## What to work on
Can you print the data exactly and leave out each image?

## Record extracts
◇ ◇ ◇ ◇ ◇
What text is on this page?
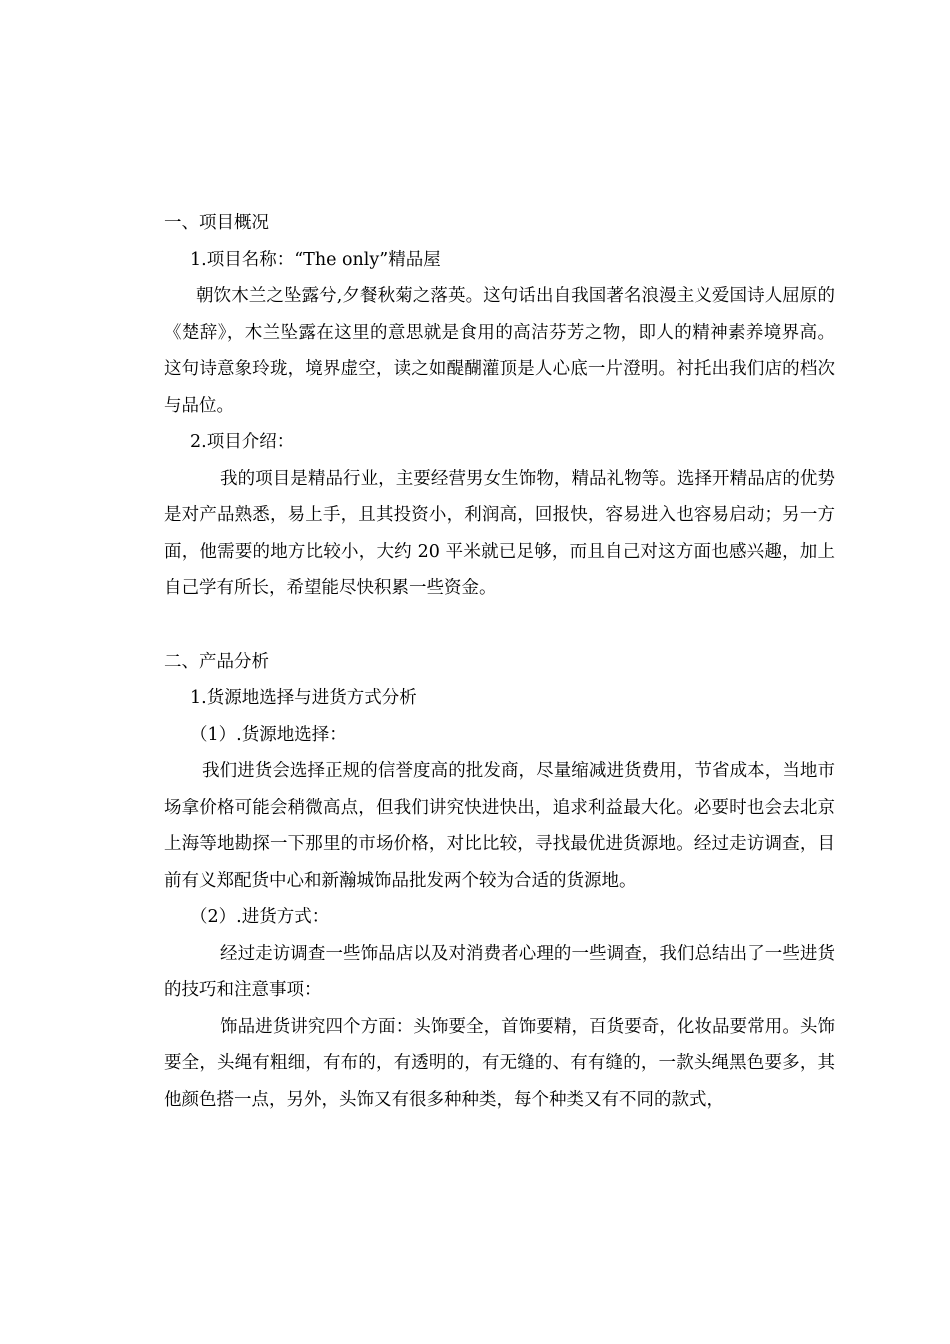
一、项目概况

1.项目名称：“The only”精品屋

朝饮木兰之坠露兮,夕餐秋菊之落英。这句话出自我国著名浪漫主义爱国诗人屈原的《楚辞》，木兰坠露在这里的意思就是食用的高洁芬芳之物，即人的精神素养境界高。这句诗意象玲珑，境界虚空，读之如醍醐灌顶是人心底一片澄明。衬托出我们店的档次与品位。

2.项目介绍：

我的项目是精品行业，主要经营男女生饰物，精品礼物等。选择开精品店的优势是对产品熟悉，易上手，且其投资小，利润高，回报快，容易进入也容易启动；另一方面，他需要的地方比较小，大约 20 平米就已足够，而且自己对这方面也感兴趣，加上自己学有所长，希望能尽快积累一些资金。

二、产品分析

1.货源地选择与进货方式分析

（1）.货源地选择：

我们进货会选择正规的信誉度高的批发商，尽量缩减进货费用，节省成本，当地市场拿价格可能会稍微高点，但我们讲究快进快出，追求利益最大化。必要时也会去北京上海等地勘探一下那里的市场价格，对比比较，寻找最优进货源地。经过走访调查，目前有义郑配货中心和新瀚城饰品批发两个较为合适的货源地。

（2）.进货方式：

经过走访调查一些饰品店以及对消费者心理的一些调查，我们总结出了一些进货的技巧和注意事项：

饰品进货讲究四个方面：头饰要全，首饰要精，百货要奇，化妆品要常用。头饰要全，头绳有粗细，有布的，有透明的，有无缝的、有有缝的，一款头绳黑色要多，其他颜色搭一点，另外，头饰又有很多种种类，每个种类又有不同的款式，
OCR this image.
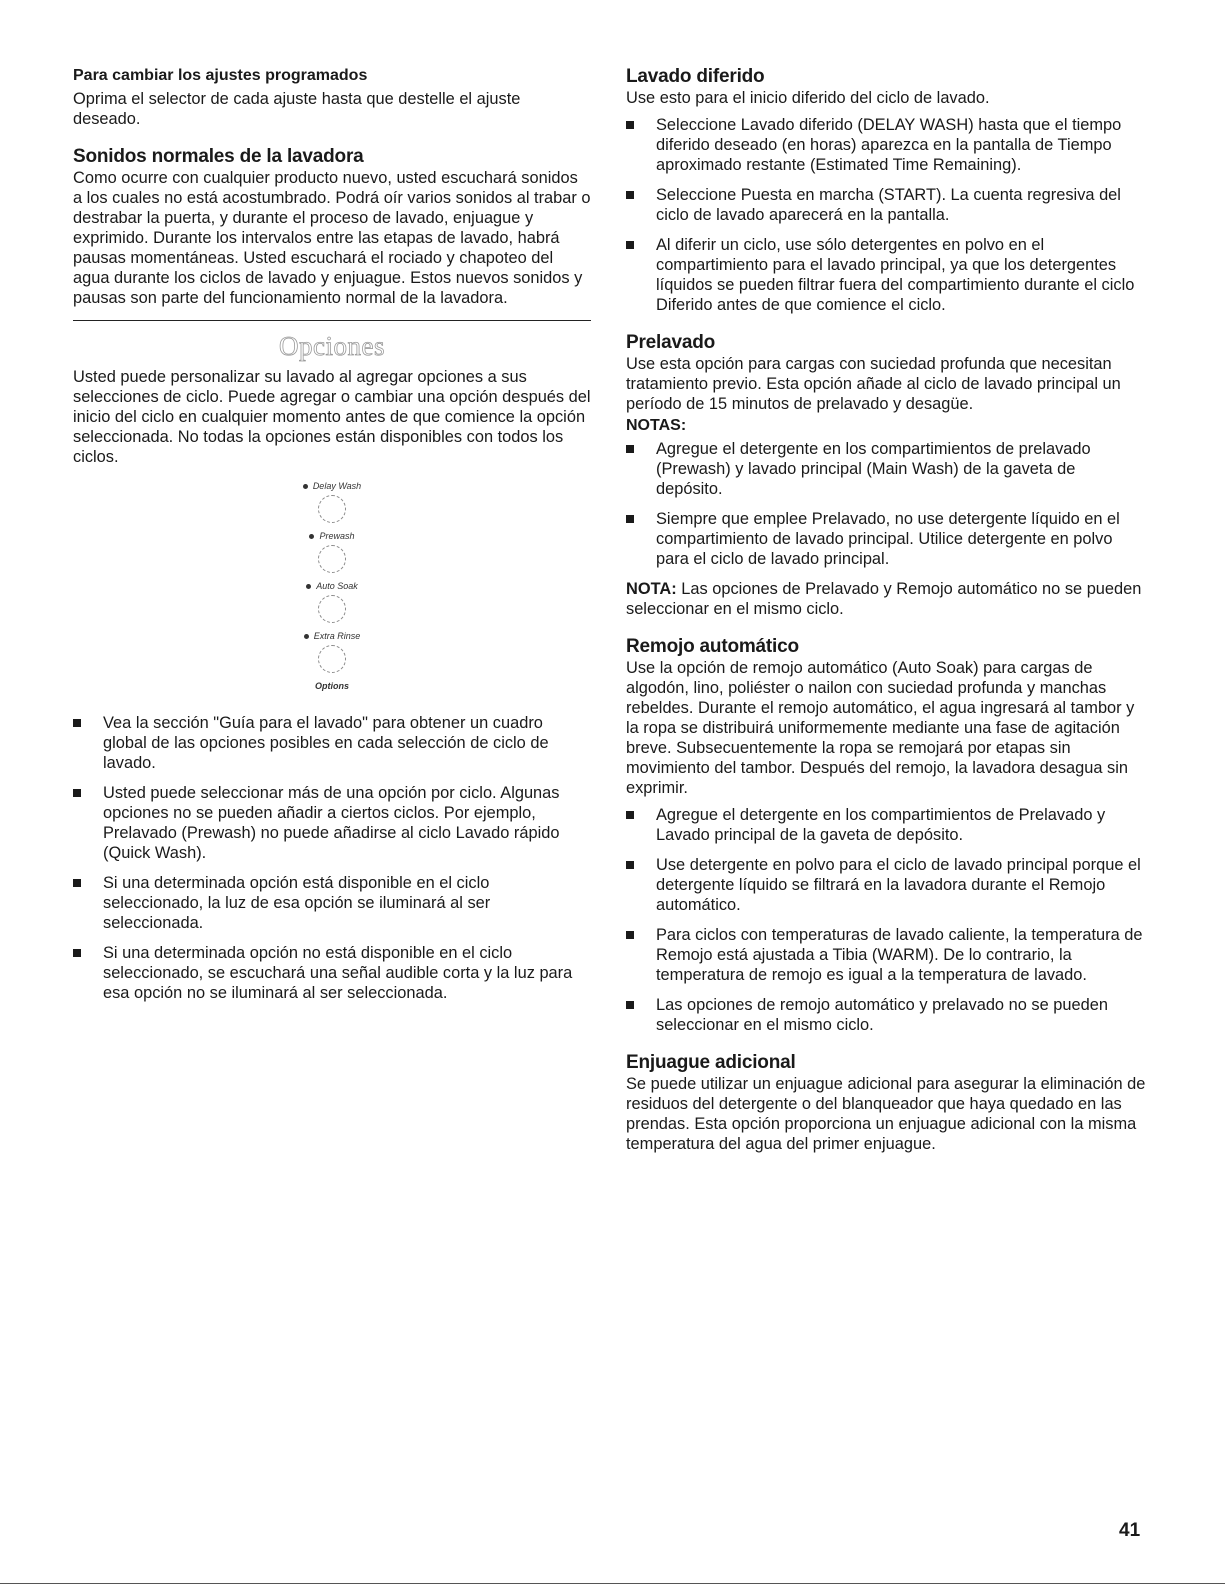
Para cambiar los ajustes programados

Oprima el selector de cada ajuste hasta que destelle el ajuste deseado.

Sonidos normales de la lavadora

Como ocurre con cualquier producto nuevo, usted escuchará sonidos a los cuales no está acostumbrado. Podrá oír varios sonidos al trabar o destrabar la puerta, y durante el proceso de lavado, enjuague y exprimido. Durante los intervalos entre las etapas de lavado, habrá pausas momentáneas. Usted escuchará el rociado y chapoteo del agua durante los ciclos de lavado y enjuague. Estos nuevos sonidos y pausas son parte del funcionamiento normal de la lavadora.

Opciones

Usted puede personalizar su lavado al agregar opciones a sus selecciones de ciclo. Puede agregar o cambiar una opción después del inicio del ciclo en cualquier momento antes de que comience la opción seleccionada. No todas la opciones están disponibles con todos los ciclos.

Delay Wash
Prewash
Auto Soak
Extra Rinse
Options
Vea la sección "Guía para el lavado" para obtener un cuadro global de las opciones posibles en cada selección de ciclo de lavado.
Usted puede seleccionar más de una opción por ciclo. Algunas opciones no se pueden añadir a ciertos ciclos. Por ejemplo, Prelavado (Prewash) no puede añadirse al ciclo Lavado rápido (Quick Wash).
Si una determinada opción está disponible en el ciclo seleccionado, la luz de esa opción se iluminará al ser seleccionada.
Si una determinada opción no está disponible en el ciclo seleccionado, se escuchará una señal audible corta y la luz para esa opción no se iluminará al ser seleccionada.
Lavado diferido

Use esto para el inicio diferido del ciclo de lavado.

Seleccione Lavado diferido (DELAY WASH) hasta que el tiempo diferido deseado (en horas) aparezca en la pantalla de Tiempo aproximado restante (Estimated Time Remaining).
Seleccione Puesta en marcha (START). La cuenta regresiva del ciclo de lavado aparecerá en la pantalla.
Al diferir un ciclo, use sólo detergentes en polvo en el compartimiento para el lavado principal, ya que los detergentes líquidos se pueden filtrar fuera del compartimiento durante el ciclo Diferido antes de que comience el ciclo.
Prelavado

Use esta opción para cargas con suciedad profunda que necesitan tratamiento previo. Esta opción añade al ciclo de lavado principal un período de 15 minutos de prelavado y desagüe.

NOTAS:
Agregue el detergente en los compartimientos de prelavado (Prewash) y lavado principal (Main Wash) de la gaveta de depósito.
Siempre que emplee Prelavado, no use detergente líquido en el compartimiento de lavado principal. Utilice detergente en polvo para el ciclo de lavado principal.

NOTA: Las opciones de Prelavado y Remojo automático no se pueden seleccionar en el mismo ciclo.

Remojo automático

Use la opción de remojo automático (Auto Soak) para cargas de algodón, lino, poliéster o nailon con suciedad profunda y manchas rebeldes. Durante el remojo automático, el agua ingresará al tambor y la ropa se distribuirá uniformemente mediante una fase de agitación breve. Subsecuentemente la ropa se remojará por etapas sin movimiento del tambor. Después del remojo, la lavadora desagua sin exprimir.

Agregue el detergente en los compartimientos de Prelavado y Lavado principal de la gaveta de depósito.
Use detergente en polvo para el ciclo de lavado principal porque el detergente líquido se filtrará en la lavadora durante el Remojo automático.
Para ciclos con temperaturas de lavado caliente, la temperatura de Remojo está ajustada a Tibia (WARM). De lo contrario, la temperatura de remojo es igual a la temperatura de lavado.
Las opciones de remojo automático y prelavado no se pueden seleccionar en el mismo ciclo.
Enjuague adicional

Se puede utilizar un enjuague adicional para asegurar la eliminación de residuos del detergente o del blanqueador que haya quedado en las prendas. Esta opción proporciona un enjuague adicional con la misma temperatura del agua del primer enjuague.

41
◇ ◇ ◇ ◇ ◇
## Correct response
What text is on this page?
一、项目概况

1.项目名称：“The only”精品屋

朝饮木兰之坠露兮,夕餐秋菊之落英。这句话出自我国著名浪漫主义爱国诗人屈原的《楚辞》，木兰坠露在这里的意思就是食用的高洁芬芳之物，即人的精神素养境界高。这句诗意象玲珑，境界虚空，读之如醍醐灌顶是人心底一片澄明。衬托出我们店的档次与品位。

2.项目介绍：

我的项目是精品行业，主要经营男女生饰物，精品礼物等。选择开精品店的优势是对产品熟悉，易上手，且其投资小，利润高，回报快，容易进入也容易启动；另一方面，他需要的地方比较小，大约 20 平米就已足够，而且自己对这方面也感兴趣，加上自己学有所长，希望能尽快积累一些资金。

二、产品分析

1.货源地选择与进货方式分析

（1）.货源地选择：

我们进货会选择正规的信誉度高的批发商，尽量缩减进货费用，节省成本，当地市场拿价格可能会稍微高点，但我们讲究快进快出，追求利益最大化。必要时也会去北京上海等地勘探一下那里的市场价格，对比比较，寻找最优进货源地。经过走访调查，目前有义郑配货中心和新瀚城饰品批发两个较为合适的货源地。

（2）.进货方式：

经过走访调查一些饰品店以及对消费者心理的一些调查，我们总结出了一些进货的技巧和注意事项：

饰品进货讲究四个方面：头饰要全，首饰要精，百货要奇，化妆品要常用。头饰要全，头绳有粗细，有布的，有透明的，有无缝的、有有缝的，一款头绳黑色要多，其他颜色搭一点，另外，头饰又有很多种种类，每个种类又有不同的款式，
OCR this image.
Para cambiar los ajustes programados

Oprima el selector de cada ajuste hasta que destelle el ajuste deseado.

Sonidos normales de la lavadora

Como ocurre con cualquier producto nuevo, usted escuchará sonidos a los cuales no está acostumbrado. Podrá oír varios sonidos al trabar o destrabar la puerta, y durante el proceso de lavado, enjuague y exprimido. Durante los intervalos entre las etapas de lavado, habrá pausas momentáneas. Usted escuchará el rociado y chapoteo del agua durante los ciclos de lavado y enjuague. Estos nuevos sonidos y pausas son parte del funcionamiento normal de la lavadora.

Opciones

Usted puede personalizar su lavado al agregar opciones a sus selecciones de ciclo. Puede agregar o cambiar una opción después del inicio del ciclo en cualquier momento antes de que comience la opción seleccionada. No todas la opciones están disponibles con todos los ciclos.

Delay Wash
Prewash
Auto Soak
Extra Rinse
Options
Vea la sección "Guía para el lavado" para obtener un cuadro global de las opciones posibles en cada selección de ciclo de lavado.
Usted puede seleccionar más de una opción por ciclo. Algunas opciones no se pueden añadir a ciertos ciclos. Por ejemplo, Prelavado (Prewash) no puede añadirse al ciclo Lavado rápido (Quick Wash).
Si una determinada opción está disponible en el ciclo seleccionado, la luz de esa opción se iluminará al ser seleccionada.
Si una determinada opción no está disponible en el ciclo seleccionado, se escuchará una señal audible corta y la luz para esa opción no se iluminará al ser seleccionada.
Lavado diferido

Use esto para el inicio diferido del ciclo de lavado.

Seleccione Lavado diferido (DELAY WASH) hasta que el tiempo diferido deseado (en horas) aparezca en la pantalla de Tiempo aproximado restante (Estimated Time Remaining).
Seleccione Puesta en marcha (START). La cuenta regresiva del ciclo de lavado aparecerá en la pantalla.
Al diferir un ciclo, use sólo detergentes en polvo en el compartimiento para el lavado principal, ya que los detergentes líquidos se pueden filtrar fuera del compartimiento durante el ciclo Diferido antes de que comience el ciclo.
Prelavado

Use esta opción para cargas con suciedad profunda que necesitan tratamiento previo. Esta opción añade al ciclo de lavado principal un período de 15 minutos de prelavado y desagüe.

NOTAS:
Agregue el detergente en los compartimientos de prelavado (Prewash) y lavado principal (Main Wash) de la gaveta de depósito.
Siempre que emplee Prelavado, no use detergente líquido en el compartimiento de lavado principal. Utilice detergente en polvo para el ciclo de lavado principal.

NOTA: Las opciones de Prelavado y Remojo automático no se pueden seleccionar en el mismo ciclo.

Remojo automático

Use la opción de remojo automático (Auto Soak) para cargas de algodón, lino, poliéster o nailon con suciedad profunda y manchas rebeldes. Durante el remojo automático, el agua ingresará al tambor y la ropa se distribuirá uniformemente mediante una fase de agitación breve. Subsecuentemente la ropa se remojará por etapas sin movimiento del tambor. Después del remojo, la lavadora desagua sin exprimir.

Agregue el detergente en los compartimientos de Prelavado y Lavado principal de la gaveta de depósito.
Use detergente en polvo para el ciclo de lavado principal porque el detergente líquido se filtrará en la lavadora durante el Remojo automático.
Para ciclos con temperaturas de lavado caliente, la temperatura de Remojo está ajustada a Tibia (WARM). De lo contrario, la temperatura de remojo es igual a la temperatura de lavado.
Las opciones de remojo automático y prelavado no se pueden seleccionar en el mismo ciclo.
Enjuague adicional

Se puede utilizar un enjuague adicional para asegurar la eliminación de residuos del detergente o del blanqueador que haya quedado en las prendas. Esta opción proporciona un enjuague adicional con la misma temperatura del agua del primer enjuague.

41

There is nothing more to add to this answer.